### INSTRUCTIONS TO FOLLOW
Your answer should be a single number: the count of lines in the material below that hold "waveform".

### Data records
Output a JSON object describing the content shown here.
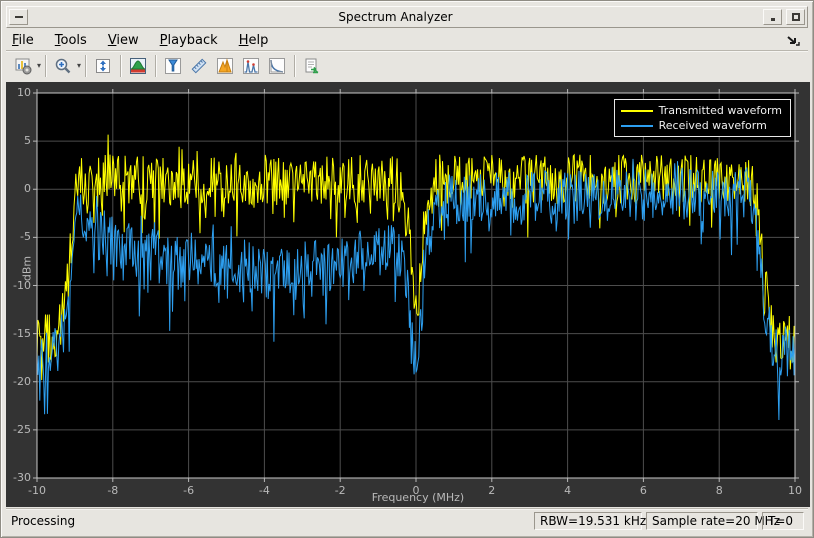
{
  "window": {
    "title": "Spectrum Analyzer"
  },
  "menu": {
    "items": [
      {
        "label": "File",
        "mnemonic": 0
      },
      {
        "label": "Tools",
        "mnemonic": 0
      },
      {
        "label": "View",
        "mnemonic": 0
      },
      {
        "label": "Playback",
        "mnemonic": 0
      },
      {
        "label": "Help",
        "mnemonic": 0
      }
    ]
  },
  "toolbar": {
    "icons": [
      "spectrum-settings-icon",
      "zoom-icon",
      "autoscale-y-icon",
      "spectrum-view-icon",
      "cursor-measurements-icon",
      "ruler-icon",
      "peak-finder-icon",
      "distortion-measurements-icon",
      "ccdf-measurements-icon",
      "export-icon",
      "dock-icon",
      "window-menu-icon",
      "minimize-icon",
      "maximize-icon"
    ]
  },
  "status": {
    "processing": "Processing",
    "rbw": "RBW=19.531 kHz",
    "sample_rate": "Sample rate=20 MHz",
    "time": "T=0"
  },
  "colors": {
    "chrome": "#e7e5e0",
    "figure_bg": "#333333",
    "axes_bg": "#000000",
    "grid": "#4d4d4d",
    "axis_box": "#c9c9c9",
    "tick_text": "#b9b9b9",
    "transmitted": "#ffff00",
    "received": "#2d9ff0"
  },
  "chart_data": {
    "type": "line",
    "title": "",
    "xlabel": "Frequency (MHz)",
    "ylabel": "dBm",
    "xlim": [
      -10,
      10
    ],
    "ylim": [
      -30,
      10
    ],
    "xticks": [
      -10,
      -8,
      -6,
      -4,
      -2,
      0,
      2,
      4,
      6,
      8,
      10
    ],
    "yticks": [
      10,
      5,
      0,
      -5,
      -10,
      -15,
      -20,
      -25,
      -30
    ],
    "grid": true,
    "legend_position": "top-right",
    "x_step": 0.025,
    "series": [
      {
        "name": "Transmitted waveform",
        "color": "#ffff00",
        "seed": 1234,
        "jitter": 2.6,
        "dip_prob": 0.16,
        "dip_amp": 4.5,
        "up_prob": 0.07,
        "up_amp": 2.2,
        "envelope": [
          [
            -10,
            -15.5
          ],
          [
            -9.4,
            -15.5
          ],
          [
            -9.15,
            -8
          ],
          [
            -9.0,
            -0.5
          ],
          [
            -8.8,
            1
          ],
          [
            -0.5,
            1
          ],
          [
            -0.2,
            -4
          ],
          [
            -0.07,
            -11
          ],
          [
            0,
            -12
          ],
          [
            0.07,
            -11
          ],
          [
            0.2,
            -4
          ],
          [
            0.5,
            1
          ],
          [
            8.8,
            1
          ],
          [
            9.0,
            -0.5
          ],
          [
            9.15,
            -8
          ],
          [
            9.4,
            -15.5
          ],
          [
            10,
            -15.5
          ]
        ]
      },
      {
        "name": "Received waveform",
        "color": "#2d9ff0",
        "seed": 5678,
        "jitter": 2.8,
        "dip_prob": 0.18,
        "dip_amp": 5.0,
        "up_prob": 0.07,
        "up_amp": 2.2,
        "envelope": [
          [
            -10,
            -17
          ],
          [
            -9.4,
            -17
          ],
          [
            -9.15,
            -10
          ],
          [
            -9.0,
            -3
          ],
          [
            -8.8,
            -2.5
          ],
          [
            -8.4,
            -4.5
          ],
          [
            -7.5,
            -6.5
          ],
          [
            -6.5,
            -7
          ],
          [
            -5.5,
            -7.5
          ],
          [
            -4.5,
            -8
          ],
          [
            -3.5,
            -8.5
          ],
          [
            -2.5,
            -8
          ],
          [
            -1.5,
            -7
          ],
          [
            -0.8,
            -6.5
          ],
          [
            -0.4,
            -6.5
          ],
          [
            -0.2,
            -10
          ],
          [
            -0.07,
            -16
          ],
          [
            0,
            -18
          ],
          [
            0.07,
            -16
          ],
          [
            0.2,
            -8
          ],
          [
            0.4,
            -2
          ],
          [
            1,
            -1
          ],
          [
            4,
            -0.5
          ],
          [
            8.8,
            -0.5
          ],
          [
            9.0,
            -3
          ],
          [
            9.15,
            -10
          ],
          [
            9.4,
            -17
          ],
          [
            10,
            -17
          ]
        ]
      }
    ]
  }
}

### ANSWER BELOW
2